> **Selected excerpt**
▼
Now, see my figure for the attempt at a decomposition (this is naturally pretty hard to draw but I think it's clear enough - the top and bottom should be identified):Orientation of a simplicial decomposition of $D^2\times \mathbb{S}^1$. Created by me, inspired by Fig. 3 in Diijkgraaf and Witten (1990).

The issue for me are the orientations. I start by picking the first simplex to have positive orientation outwards; for consistency that requires the second simplex to have inwards (negative) orientation (first pair of red arrows). Since that simplex has negative orientation, that sets the blue arrows and makes the last simplex have positive orientation again. However, that sets the green arrow, and since the top and bottom should be identified I have an inconsistent orientation (first simplex is supposed to have positive orientation, but in the identification is appears to require negative).
▲
Answer these from the passage on simplicial orientations:
(a) Which space does the figure attempt to decompose?
(b) What orientation is picked for the first simplex?
(c) Which two parts of the figure should be identified?

Listings of boxed layout items
▼
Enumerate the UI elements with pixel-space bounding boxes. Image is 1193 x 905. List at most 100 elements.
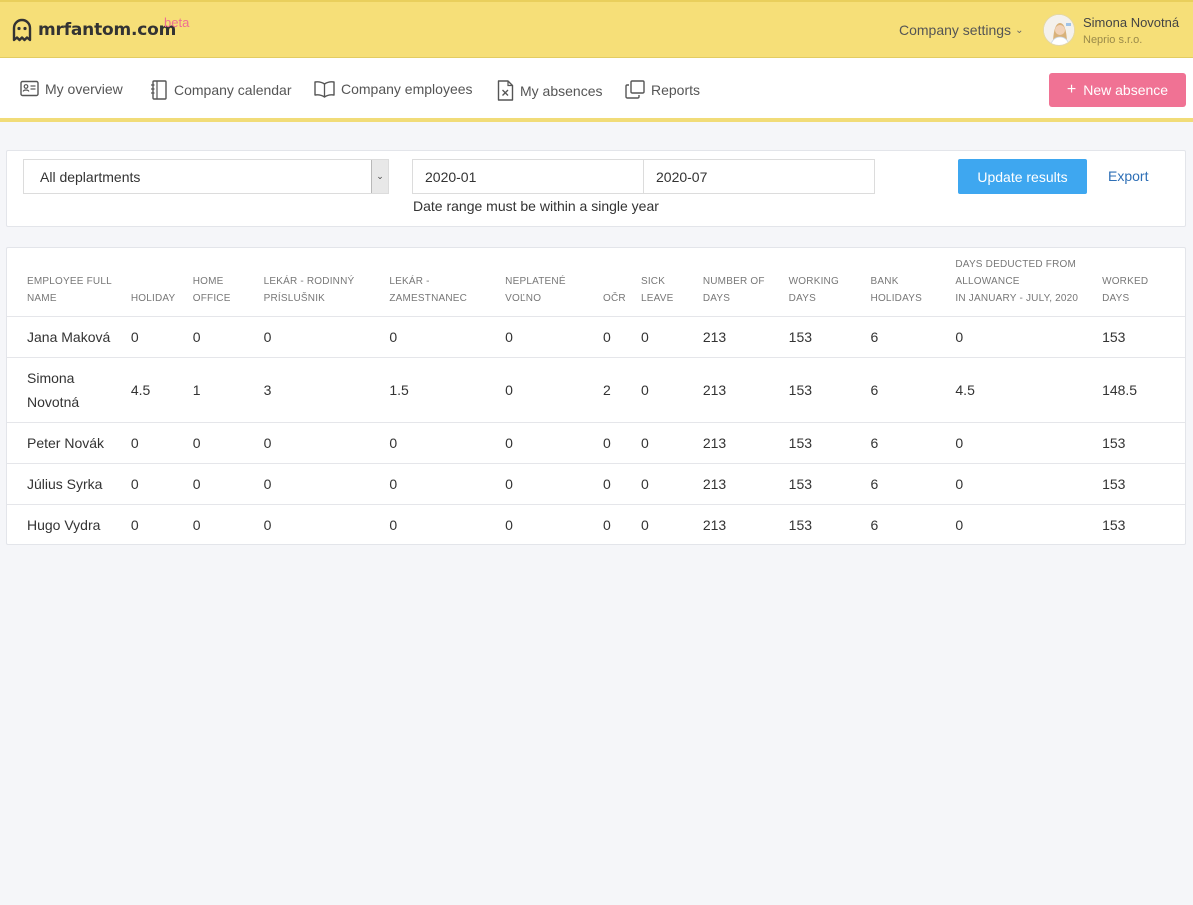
table-cell: 0 <box>130 503 193 545</box>
column-header-text: DAYS <box>1102 292 1130 304</box>
table-cell: 0 <box>263 421 390 463</box>
plus-icon: + <box>1066 81 1077 98</box>
table-cell: 0 <box>640 315 703 357</box>
column-header-text: ZAMESTNANEC <box>389 292 468 304</box>
table-cell: 153 <box>1102 503 1185 545</box>
table-cell: 0 <box>955 315 1103 357</box>
table-cell: 0 <box>389 503 506 545</box>
column-header-text: WORKING <box>788 275 839 287</box>
table-cell: 213 <box>702 421 789 463</box>
table-cell: 0 <box>640 462 703 504</box>
export-link[interactable]: Export <box>1108 168 1148 184</box>
document-x-icon <box>497 80 514 101</box>
date-to-value: 2020-07 <box>656 168 708 185</box>
table-cell: 0 <box>640 503 703 545</box>
table-cell: 153 <box>788 503 871 545</box>
nav-reports[interactable]: Reports <box>625 80 700 99</box>
beta-badge: beta <box>164 15 190 30</box>
notebook-icon <box>151 80 167 100</box>
update-results-label: Update results <box>977 168 1068 185</box>
column-header: OČR <box>603 248 641 316</box>
copy-pages-icon <box>625 80 645 99</box>
column-header-text: LEKÁR - <box>389 275 430 287</box>
table-cell: 213 <box>702 356 789 422</box>
chevron-down-icon: ⌄ <box>1015 24 1024 36</box>
table-cell: 6 <box>870 421 956 463</box>
ghost-icon <box>12 18 32 42</box>
nav-my-overview[interactable]: My overview <box>20 80 123 97</box>
table-cell: 153 <box>788 315 871 357</box>
user-avatar-icon <box>1044 15 1074 45</box>
nav-my-absences-label: My absences <box>520 82 603 99</box>
column-header: WORKED DAYS <box>1102 248 1185 316</box>
table-cell: 0 <box>955 462 1103 504</box>
employee-name: Július Syrka <box>27 475 103 492</box>
employee-name: Peter Novák <box>27 434 105 451</box>
table-cell: 148.5 <box>1102 356 1185 422</box>
column-header-text: HOLIDAY <box>130 292 176 304</box>
user-name[interactable]: Simona Novotná <box>1083 15 1179 30</box>
table-row[interactable]: Hugo Vydra 0 0 0 0 0 0 0 213 153 6 0 153 <box>7 503 1185 545</box>
column-header-text: HOLIDAYS <box>870 292 922 304</box>
table-row[interactable]: Simona Novotná 4.5 1 3 1.5 0 2 0 213 153 6 4.5 148.5 <box>7 356 1185 422</box>
table-cell: 6 <box>870 462 956 504</box>
table-cell: 1 <box>192 356 264 422</box>
column-header: EMPLOYEE FULL NAME <box>7 248 131 316</box>
logo[interactable]: mrfantom.com beta <box>11 15 189 42</box>
date-from-value: 2020-01 <box>425 168 477 185</box>
nav-company-calendar-label: Company calendar <box>174 82 292 98</box>
table-cell: 153 <box>788 462 871 504</box>
company-settings-dropdown[interactable]: Company settings ⌄ <box>899 22 1023 38</box>
column-header-text: EMPLOYEE FULL <box>27 275 112 287</box>
logo-text: mrfantom.com <box>38 20 177 40</box>
table-cell: 0 <box>603 503 641 545</box>
table-cell: 3 <box>263 356 390 422</box>
nav-my-absences[interactable]: My absences <box>497 80 602 101</box>
nav-my-overview-label: My overview <box>45 80 123 97</box>
open-book-icon <box>314 81 335 98</box>
table-cell: 6 <box>870 356 956 422</box>
table-cell: 0 <box>130 462 193 504</box>
date-to-input[interactable]: 2020-07 <box>643 159 875 194</box>
table-cell: 153 <box>1102 462 1185 504</box>
nav-company-calendar[interactable]: Company calendar <box>150 80 292 100</box>
column-header: LEKÁR - RODINNÝ PRÍSLUŠNIK <box>264 248 390 316</box>
employee-name: Jana Maková <box>27 328 111 345</box>
date-from-input[interactable]: 2020-01 <box>412 159 644 194</box>
report-table: EMPLOYEE FULL NAME HOLIDAY HOME OFFICE LEKÁR … <box>7 248 1185 545</box>
column-header: HOME OFFICE <box>193 248 264 316</box>
table-row[interactable]: Jana Maková 0 0 0 0 0 0 0 213 153 6 0 153 <box>7 315 1185 357</box>
table-row[interactable]: Peter Novák 0 0 0 0 0 0 0 213 153 6 0 153 <box>7 421 1185 463</box>
nav-company-employees[interactable]: Company employees <box>314 80 473 98</box>
table-cell: 0 <box>192 315 264 357</box>
avatar[interactable] <box>1043 14 1075 46</box>
column-header: SICK LEAVE <box>641 248 703 316</box>
table-cell: 0 <box>955 421 1103 463</box>
table-cell: 4.5 <box>955 356 1103 422</box>
employee-name-cell: Július Syrka <box>7 462 131 504</box>
table-row[interactable]: Július Syrka 0 0 0 0 0 0 0 213 153 6 0 153 <box>7 462 1185 504</box>
table-cell: 0 <box>505 421 604 463</box>
nav-reports-label: Reports <box>651 81 701 98</box>
column-header: NUMBER OF DAYS <box>703 248 789 316</box>
department-select[interactable]: All deplartments ⌄ <box>23 159 389 194</box>
column-header: HOLIDAY <box>131 248 193 316</box>
table-cell: 0 <box>263 462 390 504</box>
update-results-button[interactable]: Update results <box>958 159 1087 194</box>
table-cell: 0 <box>640 356 703 422</box>
employee-name-cell: Simona Novotná <box>7 356 131 422</box>
table-header-row: EMPLOYEE FULL NAME HOLIDAY HOME OFFICE LEKÁR … <box>7 248 1185 316</box>
employee-name-cell: Hugo Vydra <box>7 503 131 545</box>
column-header: NEPLATENÉ VOĽNO <box>505 248 603 316</box>
chevron-down-icon[interactable]: ⌄ <box>371 160 388 193</box>
table-cell: 0 <box>603 421 641 463</box>
table-cell: 0 <box>263 315 390 357</box>
table-cell: 0 <box>505 462 604 504</box>
column-header-text: OFFICE <box>192 292 231 304</box>
table-cell: 0 <box>192 503 264 545</box>
table-cell: 0 <box>389 421 506 463</box>
column-header-text: DAYS <box>788 292 816 304</box>
table-cell: 4.5 <box>130 356 193 422</box>
new-absence-button[interactable]: + New absence <box>1049 73 1186 107</box>
table-cell: 153 <box>788 421 871 463</box>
▲
> **Expected answer**
(a) D^2 × S^1
(b) Positive orientation, outwards
(c) The top and bottom